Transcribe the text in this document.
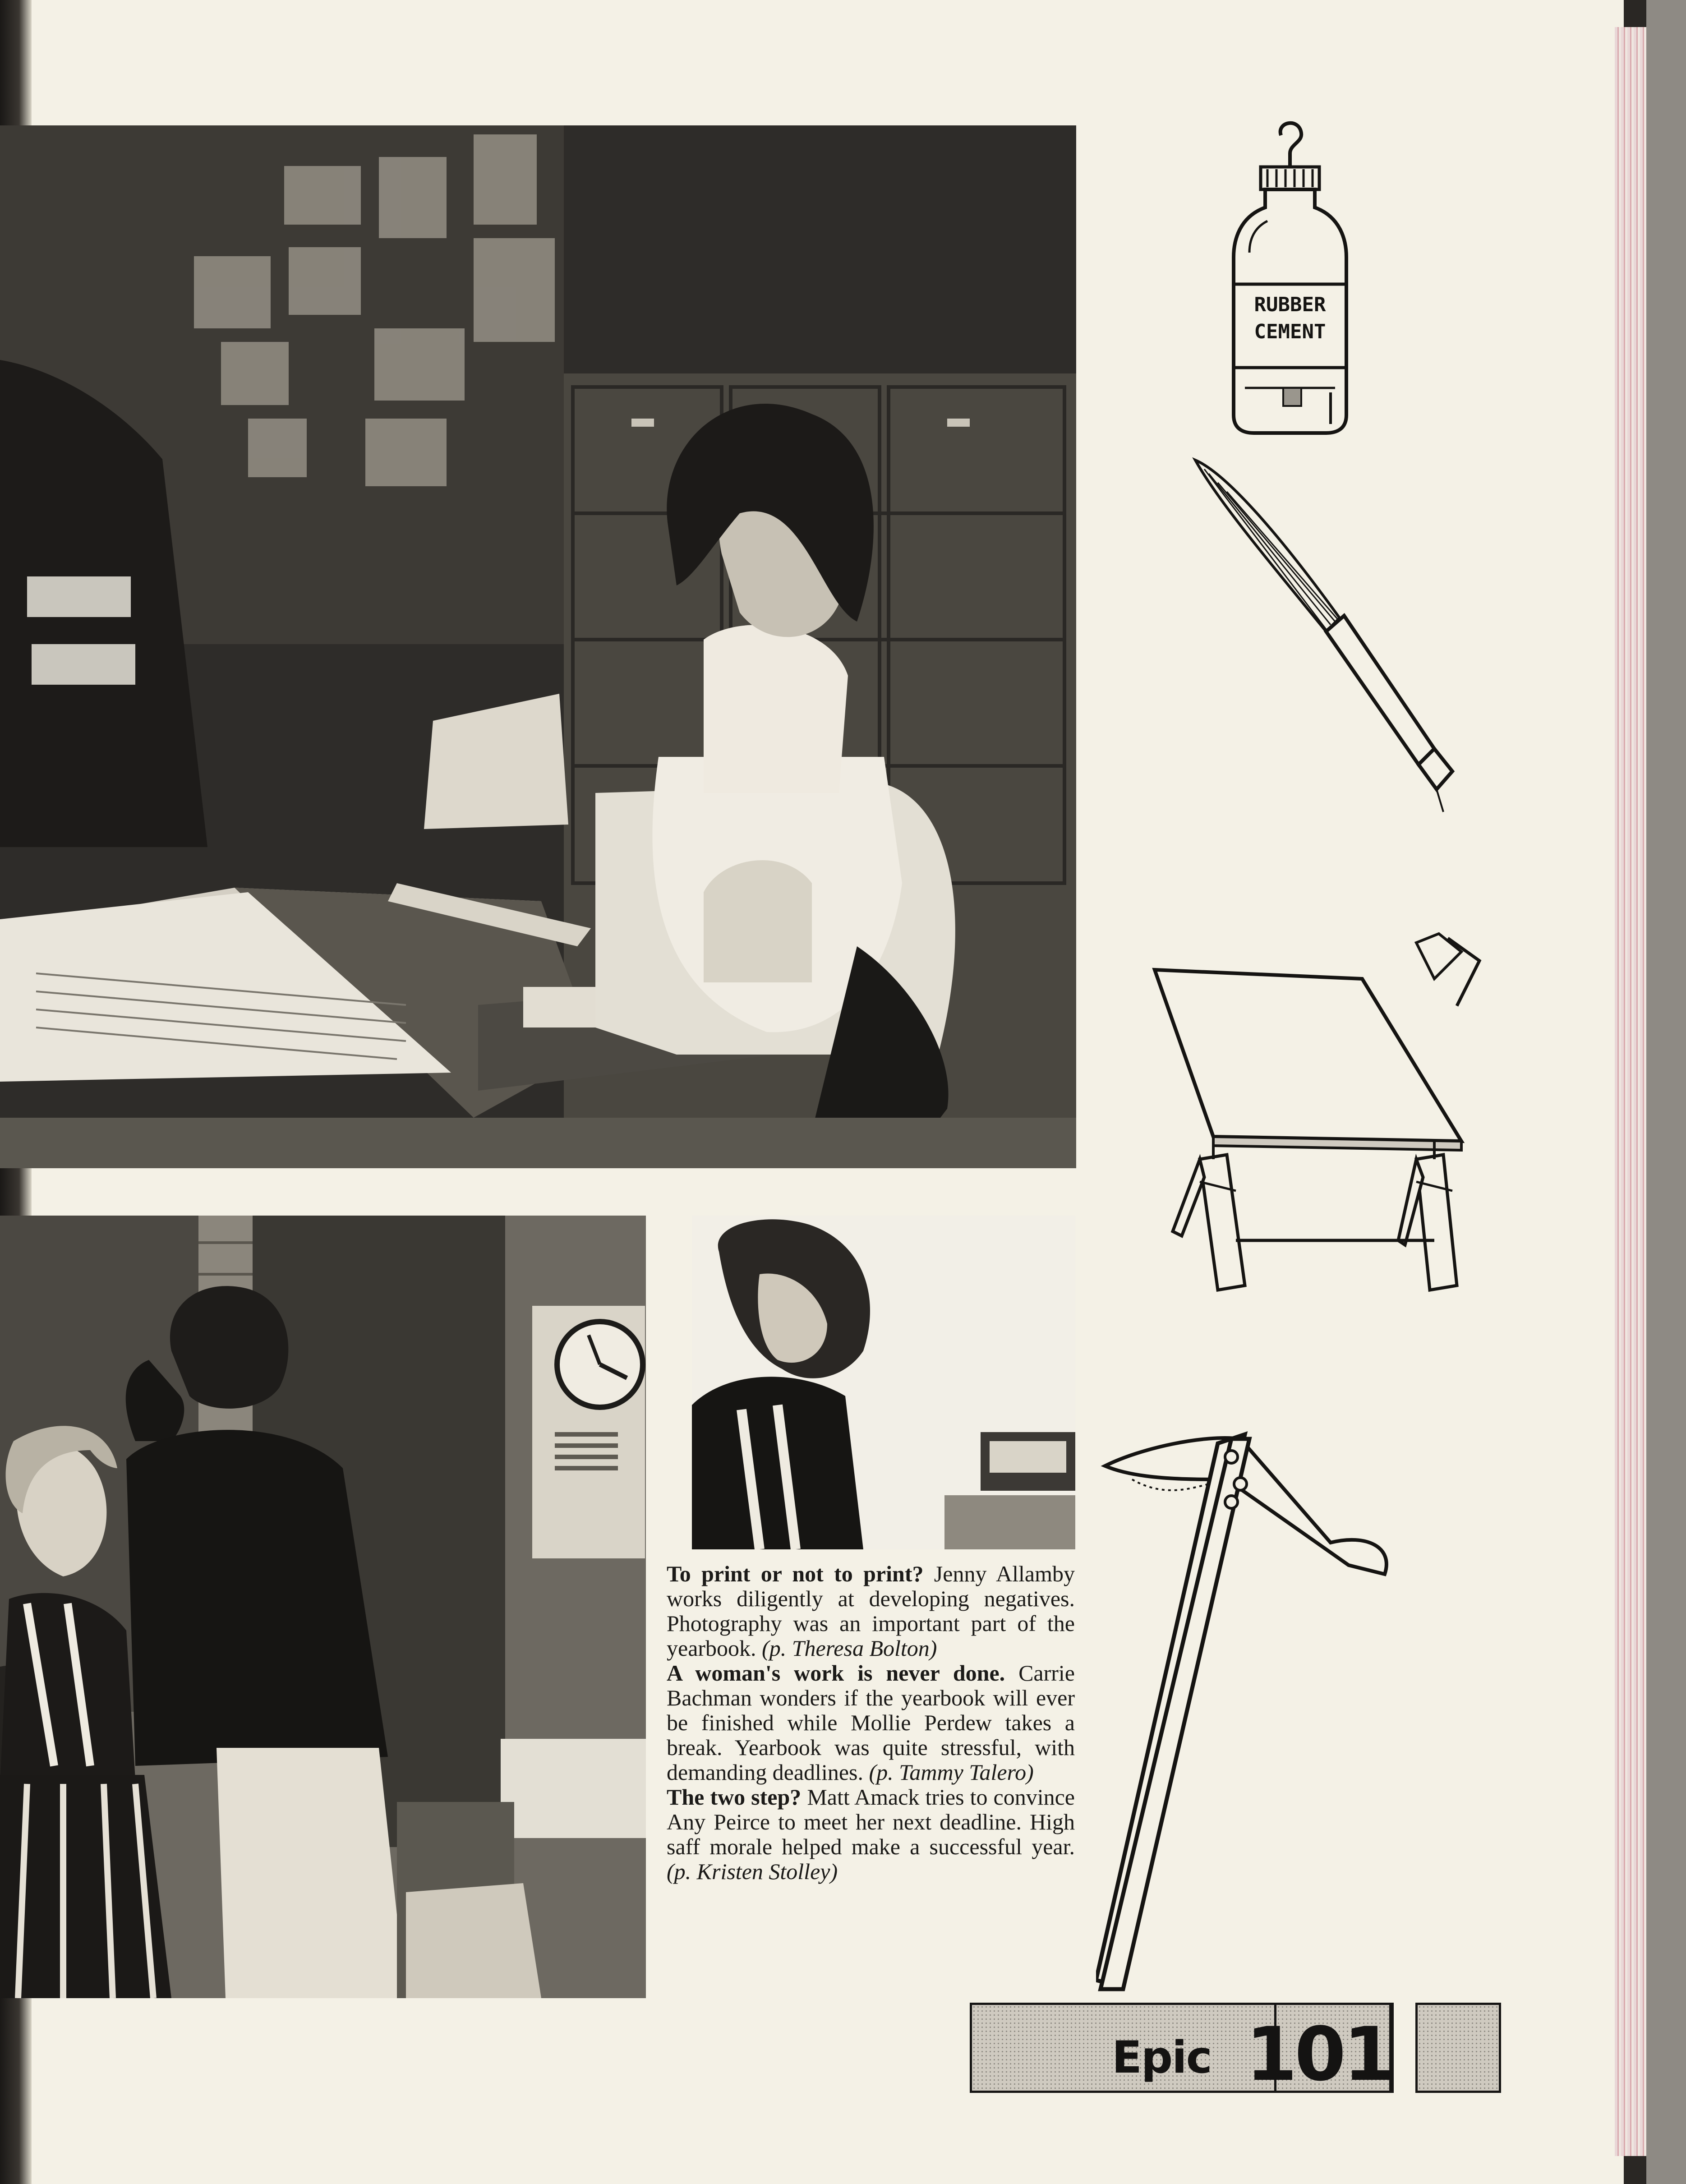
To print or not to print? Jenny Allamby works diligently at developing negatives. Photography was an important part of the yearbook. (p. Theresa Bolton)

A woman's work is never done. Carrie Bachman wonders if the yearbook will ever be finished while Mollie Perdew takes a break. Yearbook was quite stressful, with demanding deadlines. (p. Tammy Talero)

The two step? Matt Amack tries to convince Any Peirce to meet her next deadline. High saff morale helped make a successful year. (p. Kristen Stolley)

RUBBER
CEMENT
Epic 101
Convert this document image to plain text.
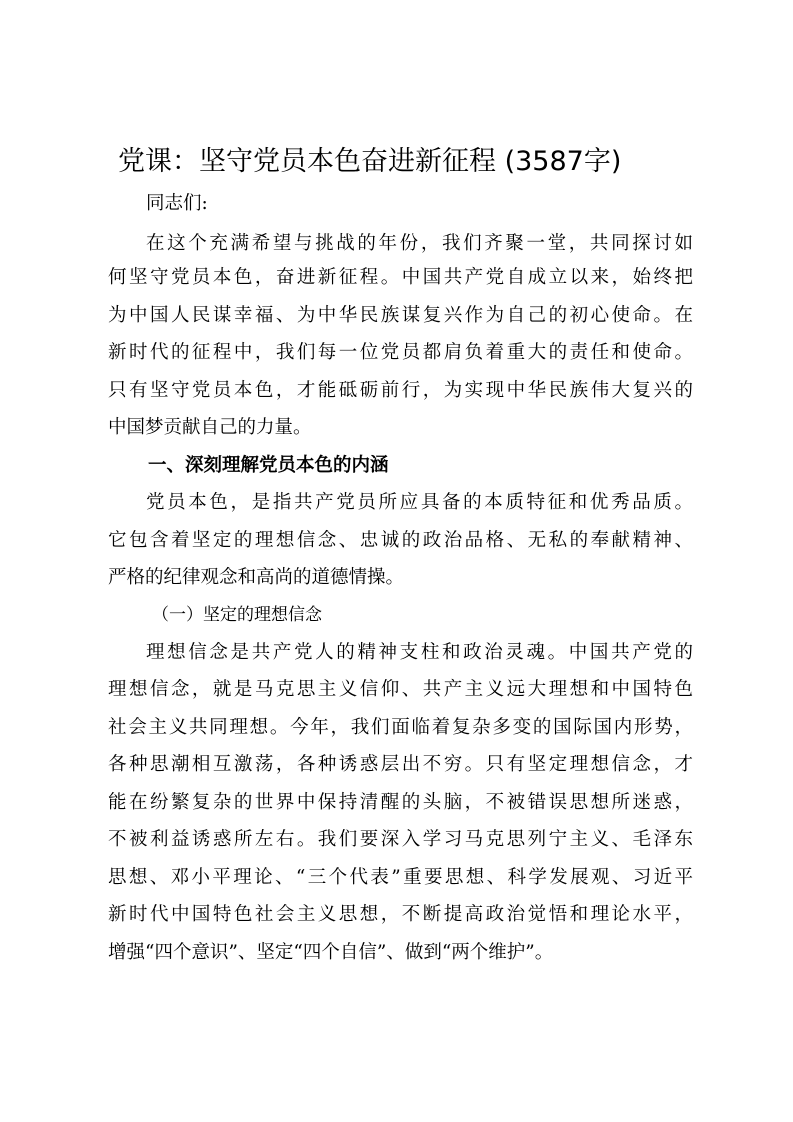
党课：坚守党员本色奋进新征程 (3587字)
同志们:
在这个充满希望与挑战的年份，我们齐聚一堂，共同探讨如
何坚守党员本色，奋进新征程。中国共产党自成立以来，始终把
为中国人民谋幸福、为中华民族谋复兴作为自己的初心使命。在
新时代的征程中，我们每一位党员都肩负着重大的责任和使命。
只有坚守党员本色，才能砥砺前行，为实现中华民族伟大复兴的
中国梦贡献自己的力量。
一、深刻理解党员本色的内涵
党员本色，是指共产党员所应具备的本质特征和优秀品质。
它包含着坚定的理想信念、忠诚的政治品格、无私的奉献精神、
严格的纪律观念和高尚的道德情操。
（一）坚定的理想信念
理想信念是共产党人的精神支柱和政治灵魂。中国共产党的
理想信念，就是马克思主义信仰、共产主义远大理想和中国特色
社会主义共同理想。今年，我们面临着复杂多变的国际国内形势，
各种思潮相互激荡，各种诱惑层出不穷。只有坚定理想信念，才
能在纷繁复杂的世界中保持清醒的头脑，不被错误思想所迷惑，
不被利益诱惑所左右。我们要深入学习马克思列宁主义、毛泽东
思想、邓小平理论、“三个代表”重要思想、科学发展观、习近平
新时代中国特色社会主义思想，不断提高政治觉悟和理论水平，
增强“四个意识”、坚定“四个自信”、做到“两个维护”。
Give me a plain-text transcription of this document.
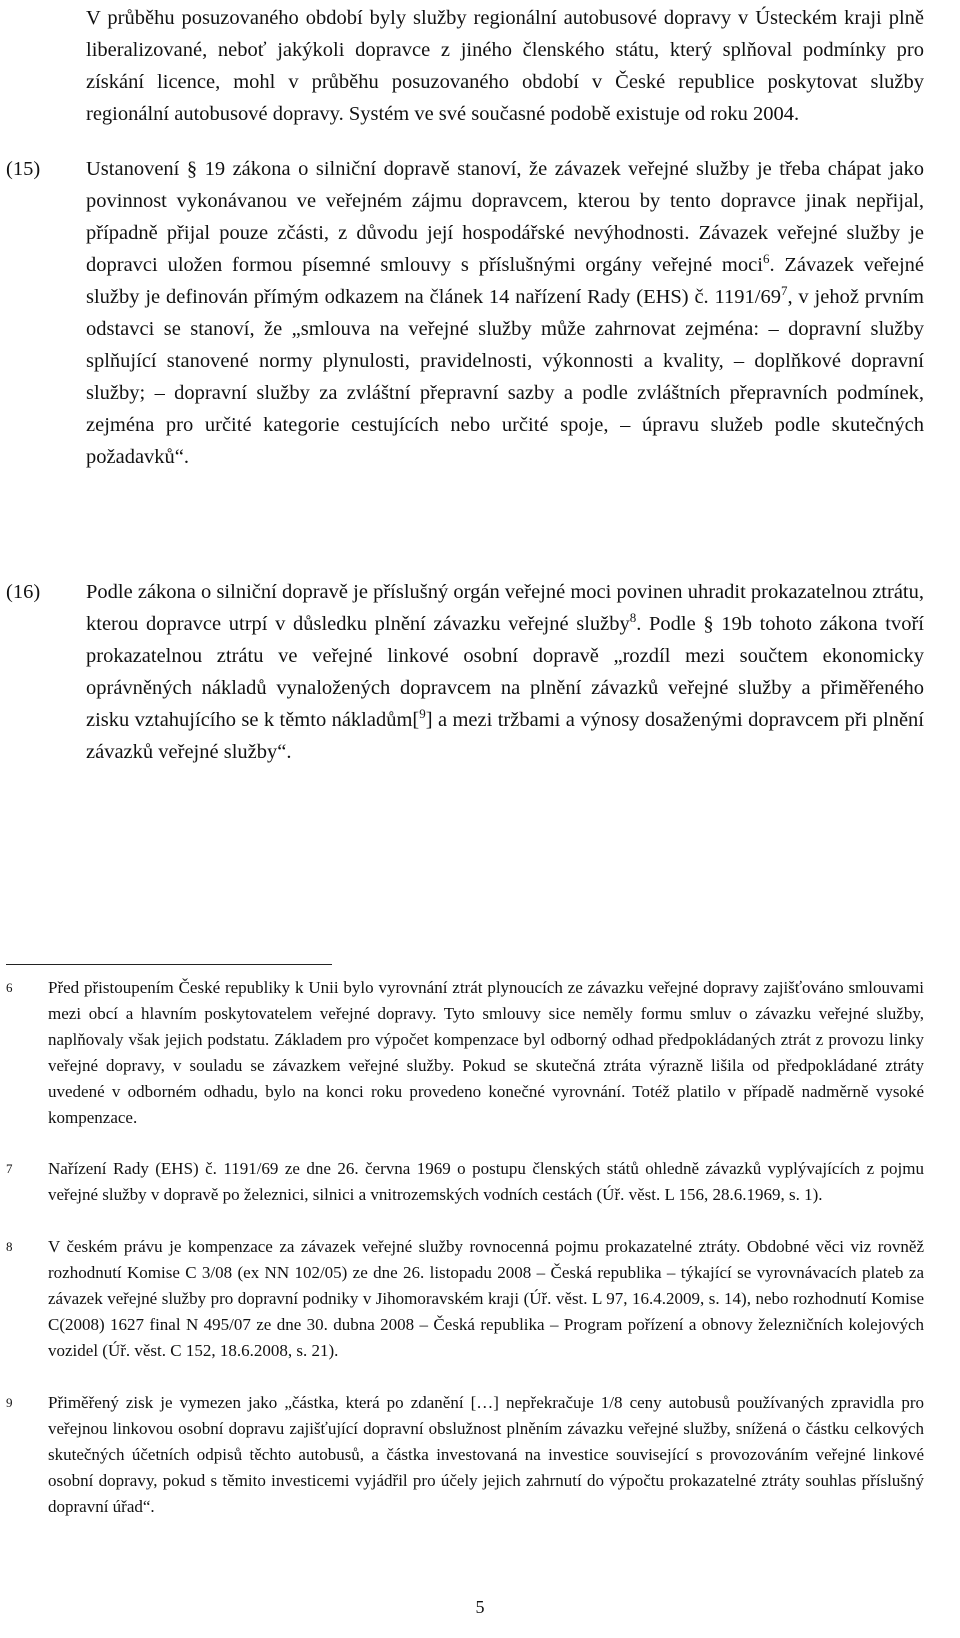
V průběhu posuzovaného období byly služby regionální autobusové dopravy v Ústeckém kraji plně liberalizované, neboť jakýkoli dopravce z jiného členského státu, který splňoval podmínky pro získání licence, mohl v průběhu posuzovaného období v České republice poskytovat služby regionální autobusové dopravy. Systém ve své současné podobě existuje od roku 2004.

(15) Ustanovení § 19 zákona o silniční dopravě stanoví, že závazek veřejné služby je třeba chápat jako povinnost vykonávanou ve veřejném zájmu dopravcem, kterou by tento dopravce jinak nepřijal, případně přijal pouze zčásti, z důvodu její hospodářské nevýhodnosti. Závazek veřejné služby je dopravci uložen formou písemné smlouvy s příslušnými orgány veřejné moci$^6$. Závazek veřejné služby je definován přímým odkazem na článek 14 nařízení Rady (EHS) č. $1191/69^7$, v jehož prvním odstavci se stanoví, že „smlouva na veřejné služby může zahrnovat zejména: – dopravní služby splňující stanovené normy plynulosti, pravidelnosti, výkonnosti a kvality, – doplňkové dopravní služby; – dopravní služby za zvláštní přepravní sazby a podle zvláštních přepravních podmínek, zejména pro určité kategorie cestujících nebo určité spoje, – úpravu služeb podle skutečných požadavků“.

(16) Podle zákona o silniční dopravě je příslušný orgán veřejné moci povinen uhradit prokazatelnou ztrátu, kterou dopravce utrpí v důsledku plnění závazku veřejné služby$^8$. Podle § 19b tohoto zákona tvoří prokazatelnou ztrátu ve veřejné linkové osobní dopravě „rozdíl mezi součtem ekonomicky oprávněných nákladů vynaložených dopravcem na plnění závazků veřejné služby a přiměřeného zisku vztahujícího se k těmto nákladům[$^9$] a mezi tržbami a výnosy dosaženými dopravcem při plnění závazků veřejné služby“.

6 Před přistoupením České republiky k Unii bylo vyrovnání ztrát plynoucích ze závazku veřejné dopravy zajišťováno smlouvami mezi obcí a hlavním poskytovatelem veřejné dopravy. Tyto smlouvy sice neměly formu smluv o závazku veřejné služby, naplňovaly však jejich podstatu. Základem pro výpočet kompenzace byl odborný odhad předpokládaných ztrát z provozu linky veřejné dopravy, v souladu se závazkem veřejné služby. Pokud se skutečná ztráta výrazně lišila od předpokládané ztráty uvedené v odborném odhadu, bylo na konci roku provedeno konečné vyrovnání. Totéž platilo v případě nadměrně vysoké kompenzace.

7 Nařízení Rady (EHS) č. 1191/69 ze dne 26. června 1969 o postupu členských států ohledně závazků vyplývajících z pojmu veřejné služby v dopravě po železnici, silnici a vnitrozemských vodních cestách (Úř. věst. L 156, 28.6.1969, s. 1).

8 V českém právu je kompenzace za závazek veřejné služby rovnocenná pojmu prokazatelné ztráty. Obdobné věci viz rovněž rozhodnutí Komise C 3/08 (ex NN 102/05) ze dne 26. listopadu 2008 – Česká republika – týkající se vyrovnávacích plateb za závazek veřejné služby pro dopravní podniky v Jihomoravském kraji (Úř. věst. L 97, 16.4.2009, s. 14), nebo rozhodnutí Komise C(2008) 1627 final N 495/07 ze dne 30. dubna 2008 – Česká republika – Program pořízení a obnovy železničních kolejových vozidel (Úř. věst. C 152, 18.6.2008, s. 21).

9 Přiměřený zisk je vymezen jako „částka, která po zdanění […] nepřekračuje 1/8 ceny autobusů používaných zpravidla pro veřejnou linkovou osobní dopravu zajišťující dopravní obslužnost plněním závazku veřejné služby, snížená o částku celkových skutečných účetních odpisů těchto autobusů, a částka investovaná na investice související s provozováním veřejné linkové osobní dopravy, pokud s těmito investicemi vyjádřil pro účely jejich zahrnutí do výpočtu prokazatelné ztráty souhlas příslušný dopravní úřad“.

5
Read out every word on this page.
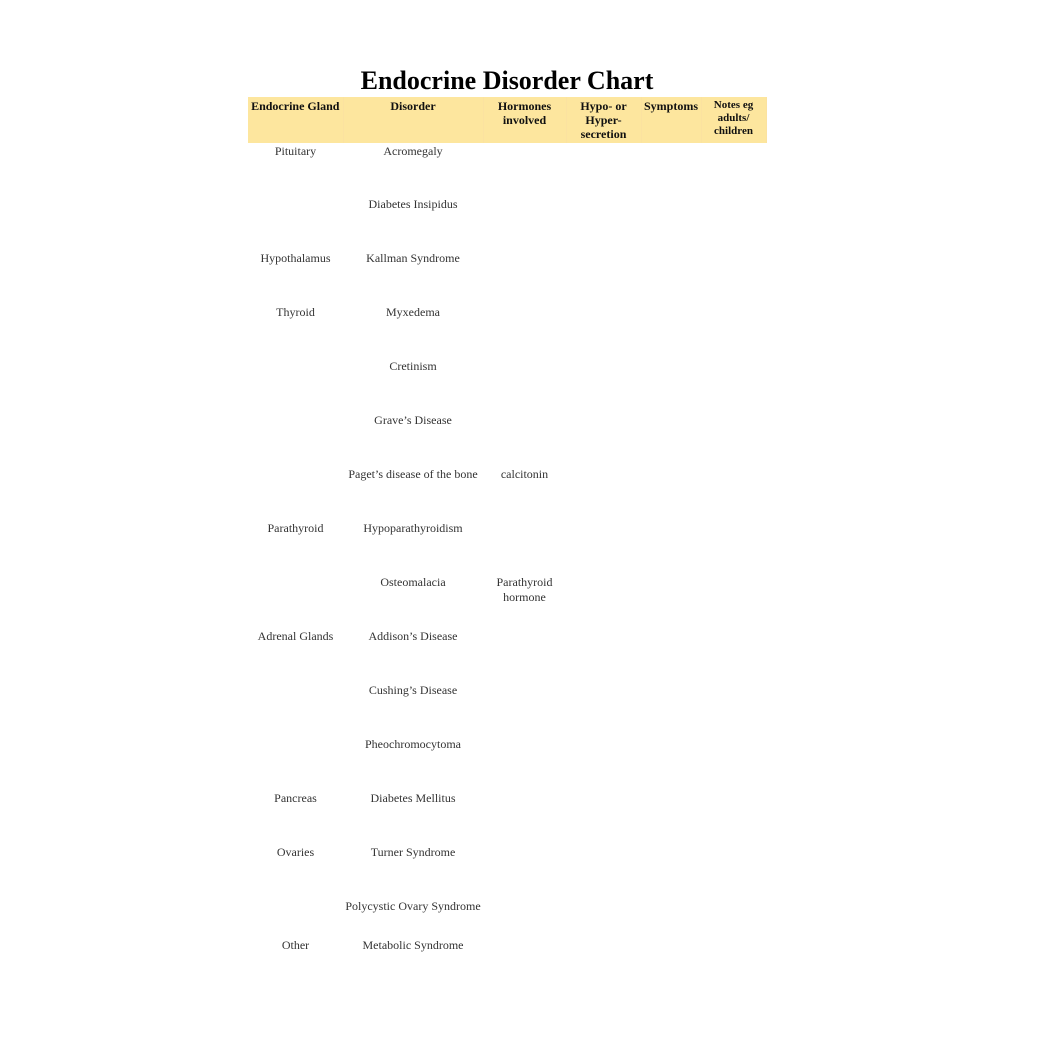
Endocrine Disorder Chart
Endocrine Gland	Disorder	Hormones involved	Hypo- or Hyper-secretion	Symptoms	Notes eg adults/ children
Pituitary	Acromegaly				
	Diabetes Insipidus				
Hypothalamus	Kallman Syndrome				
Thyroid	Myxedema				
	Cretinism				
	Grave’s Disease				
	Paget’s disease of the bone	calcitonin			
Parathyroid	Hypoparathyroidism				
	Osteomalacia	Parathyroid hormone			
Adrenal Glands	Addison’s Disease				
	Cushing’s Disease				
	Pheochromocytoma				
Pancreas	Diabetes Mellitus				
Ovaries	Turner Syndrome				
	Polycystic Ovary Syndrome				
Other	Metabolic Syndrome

———

◆ AIM: Report the number of lines holding the string "Diabetes", without any other words.

◆ ANSWER TO THIS TASK: 2